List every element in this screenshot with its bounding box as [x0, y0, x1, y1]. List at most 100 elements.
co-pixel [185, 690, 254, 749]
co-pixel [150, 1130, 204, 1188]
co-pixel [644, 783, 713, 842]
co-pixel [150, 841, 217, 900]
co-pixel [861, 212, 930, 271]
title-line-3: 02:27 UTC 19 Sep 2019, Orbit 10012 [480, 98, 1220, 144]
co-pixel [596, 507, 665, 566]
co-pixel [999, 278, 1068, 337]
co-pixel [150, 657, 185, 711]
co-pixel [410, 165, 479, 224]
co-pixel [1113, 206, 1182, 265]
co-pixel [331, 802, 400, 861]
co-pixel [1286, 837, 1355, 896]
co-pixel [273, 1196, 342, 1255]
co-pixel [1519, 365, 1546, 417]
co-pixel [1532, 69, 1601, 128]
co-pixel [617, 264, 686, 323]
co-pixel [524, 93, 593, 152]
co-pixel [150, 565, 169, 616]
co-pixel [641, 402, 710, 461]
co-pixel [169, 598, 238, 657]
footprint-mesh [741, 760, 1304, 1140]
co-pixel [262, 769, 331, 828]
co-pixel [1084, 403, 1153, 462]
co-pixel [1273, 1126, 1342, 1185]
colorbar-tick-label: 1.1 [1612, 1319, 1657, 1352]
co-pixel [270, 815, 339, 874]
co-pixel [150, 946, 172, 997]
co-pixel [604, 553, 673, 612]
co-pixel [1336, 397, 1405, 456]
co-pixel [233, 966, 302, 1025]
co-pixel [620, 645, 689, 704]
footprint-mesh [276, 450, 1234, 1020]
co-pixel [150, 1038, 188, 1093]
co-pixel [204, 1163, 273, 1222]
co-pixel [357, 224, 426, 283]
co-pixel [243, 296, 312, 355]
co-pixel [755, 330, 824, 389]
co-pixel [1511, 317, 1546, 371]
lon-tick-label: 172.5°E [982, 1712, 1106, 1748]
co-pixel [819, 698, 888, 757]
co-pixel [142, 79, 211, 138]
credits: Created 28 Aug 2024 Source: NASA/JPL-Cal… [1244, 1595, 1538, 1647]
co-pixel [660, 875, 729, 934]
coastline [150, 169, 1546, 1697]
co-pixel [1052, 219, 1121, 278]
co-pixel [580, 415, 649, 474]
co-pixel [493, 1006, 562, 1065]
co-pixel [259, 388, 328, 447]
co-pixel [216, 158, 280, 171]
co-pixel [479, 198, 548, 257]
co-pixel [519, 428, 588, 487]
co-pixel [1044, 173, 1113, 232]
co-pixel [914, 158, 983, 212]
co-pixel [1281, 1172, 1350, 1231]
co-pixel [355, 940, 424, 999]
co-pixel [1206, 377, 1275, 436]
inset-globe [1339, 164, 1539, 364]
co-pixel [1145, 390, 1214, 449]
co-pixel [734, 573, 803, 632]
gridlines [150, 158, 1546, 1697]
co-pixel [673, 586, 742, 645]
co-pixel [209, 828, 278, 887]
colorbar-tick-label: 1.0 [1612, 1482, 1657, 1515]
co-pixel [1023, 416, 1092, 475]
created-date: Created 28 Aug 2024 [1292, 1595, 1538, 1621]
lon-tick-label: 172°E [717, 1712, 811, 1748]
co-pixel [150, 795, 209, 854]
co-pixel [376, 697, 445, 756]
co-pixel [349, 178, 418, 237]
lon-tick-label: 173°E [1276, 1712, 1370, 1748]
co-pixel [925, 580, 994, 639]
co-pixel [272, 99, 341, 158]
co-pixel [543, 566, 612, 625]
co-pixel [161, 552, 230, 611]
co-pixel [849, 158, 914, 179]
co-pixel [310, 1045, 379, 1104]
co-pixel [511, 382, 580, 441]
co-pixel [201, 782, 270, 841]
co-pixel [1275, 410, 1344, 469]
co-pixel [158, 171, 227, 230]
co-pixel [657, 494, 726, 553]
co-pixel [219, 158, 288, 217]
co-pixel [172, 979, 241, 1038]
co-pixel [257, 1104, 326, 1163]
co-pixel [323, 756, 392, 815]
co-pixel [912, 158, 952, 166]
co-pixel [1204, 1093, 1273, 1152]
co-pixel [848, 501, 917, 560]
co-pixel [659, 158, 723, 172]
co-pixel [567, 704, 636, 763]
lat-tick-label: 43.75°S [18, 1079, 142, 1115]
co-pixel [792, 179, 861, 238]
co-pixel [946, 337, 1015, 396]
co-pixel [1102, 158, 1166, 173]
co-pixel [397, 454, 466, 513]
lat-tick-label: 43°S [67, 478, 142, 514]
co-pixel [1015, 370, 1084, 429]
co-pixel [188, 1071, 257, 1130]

◆ Exercise prompt
Write out every line of the data above as a numbered list, omitting any blank lines.

◆ Answer to the exercise
1. List every element in this screenshot with its bounding box as [x0, y0, x1, y1]. List at most 100 elements.
2. co-pixel [185, 690, 254, 749]
3. co-pixel [150, 1130, 204, 1188]
4. co-pixel [644, 783, 713, 842]
5. co-pixel [150, 841, 217, 900]
6. co-pixel [861, 212, 930, 271]
7. title-line-3: 02:27 UTC 19 Sep 2019, Orbit 10012 [480, 98, 1220, 144]
8. co-pixel [596, 507, 665, 566]
9. co-pixel [999, 278, 1068, 337]
10. co-pixel [150, 657, 185, 711]
11. co-pixel [410, 165, 479, 224]
12. co-pixel [1113, 206, 1182, 265]
13. co-pixel [331, 802, 400, 861]
14. co-pixel [1286, 837, 1355, 896]
15. co-pixel [273, 1196, 342, 1255]
16. co-pixel [1519, 365, 1546, 417]
17. co-pixel [1532, 69, 1601, 128]
18. co-pixel [617, 264, 686, 323]
19. co-pixel [524, 93, 593, 152]
20. co-pixel [150, 565, 169, 616]
21. co-pixel [641, 402, 710, 461]
22. co-pixel [169, 598, 238, 657]
23. footprint-mesh [741, 760, 1304, 1140]
24. co-pixel [262, 769, 331, 828]
25. co-pixel [1084, 403, 1153, 462]
26. co-pixel [1273, 1126, 1342, 1185]
27. colorbar-tick-label: 1.1 [1612, 1319, 1657, 1352]
28. co-pixel [270, 815, 339, 874]
29. co-pixel [150, 946, 172, 997]
30. co-pixel [604, 553, 673, 612]
31. co-pixel [1336, 397, 1405, 456]
32. co-pixel [233, 966, 302, 1025]
33. co-pixel [620, 645, 689, 704]
34. footprint-mesh [276, 450, 1234, 1020]
35. co-pixel [150, 1038, 188, 1093]
36. co-pixel [204, 1163, 273, 1222]
37. co-pixel [357, 224, 426, 283]
38. co-pixel [243, 296, 312, 355]
39. co-pixel [755, 330, 824, 389]
40. co-pixel [1511, 317, 1546, 371]
41. lon-tick-label: 172.5°E [982, 1712, 1106, 1748]
42. co-pixel [819, 698, 888, 757]
43. co-pixel [142, 79, 211, 138]
44. credits: Created 28 Aug 2024 Source: NASA/JPL-Cal… [1244, 1595, 1538, 1647]
45. co-pixel [660, 875, 729, 934]
46. coastline [150, 169, 1546, 1697]
47. co-pixel [1052, 219, 1121, 278]
48. co-pixel [580, 415, 649, 474]
49. co-pixel [493, 1006, 562, 1065]
50. co-pixel [259, 388, 328, 447]
51. co-pixel [216, 158, 280, 171]
52. co-pixel [479, 198, 548, 257]
53. co-pixel [519, 428, 588, 487]
54. co-pixel [1044, 173, 1113, 232]
55. co-pixel [914, 158, 983, 212]
56. co-pixel [1281, 1172, 1350, 1231]
57. co-pixel [355, 940, 424, 999]
58. co-pixel [1206, 377, 1275, 436]
59. inset-globe [1339, 164, 1539, 364]
60. co-pixel [1145, 390, 1214, 449]
61. co-pixel [734, 573, 803, 632]
62. gridlines [150, 158, 1546, 1697]
63. co-pixel [673, 586, 742, 645]
64. co-pixel [209, 828, 278, 887]
65. colorbar-tick-label: 1.0 [1612, 1482, 1657, 1515]
66. co-pixel [1023, 416, 1092, 475]
67. created-date: Created 28 Aug 2024 [1292, 1595, 1538, 1621]
68. lon-tick-label: 172°E [717, 1712, 811, 1748]
69. co-pixel [150, 795, 209, 854]
70. co-pixel [376, 697, 445, 756]
71. co-pixel [349, 178, 418, 237]
72. lon-tick-label: 173°E [1276, 1712, 1370, 1748]
73. co-pixel [925, 580, 994, 639]
74. co-pixel [272, 99, 341, 158]
75. co-pixel [543, 566, 612, 625]
76. co-pixel [161, 552, 230, 611]
77. co-pixel [849, 158, 914, 179]
78. co-pixel [310, 1045, 379, 1104]
79. co-pixel [511, 382, 580, 441]
80. co-pixel [201, 782, 270, 841]
81. co-pixel [1275, 410, 1344, 469]
82. co-pixel [158, 171, 227, 230]
83. co-pixel [657, 494, 726, 553]
84. co-pixel [219, 158, 288, 217]
85. co-pixel [172, 979, 241, 1038]
86. co-pixel [257, 1104, 326, 1163]
87. co-pixel [323, 756, 392, 815]
88. co-pixel [912, 158, 952, 166]
89. co-pixel [1204, 1093, 1273, 1152]
90. co-pixel [848, 501, 917, 560]
91. co-pixel [659, 158, 723, 172]
92. co-pixel [567, 704, 636, 763]
93. lat-tick-label: 43.75°S [18, 1079, 142, 1115]
94. co-pixel [792, 179, 861, 238]
95. co-pixel [946, 337, 1015, 396]
96. co-pixel [1102, 158, 1166, 173]
97. co-pixel [397, 454, 466, 513]
98. lat-tick-label: 43°S [67, 478, 142, 514]
99. co-pixel [1015, 370, 1084, 429]
100. co-pixel [188, 1071, 257, 1130]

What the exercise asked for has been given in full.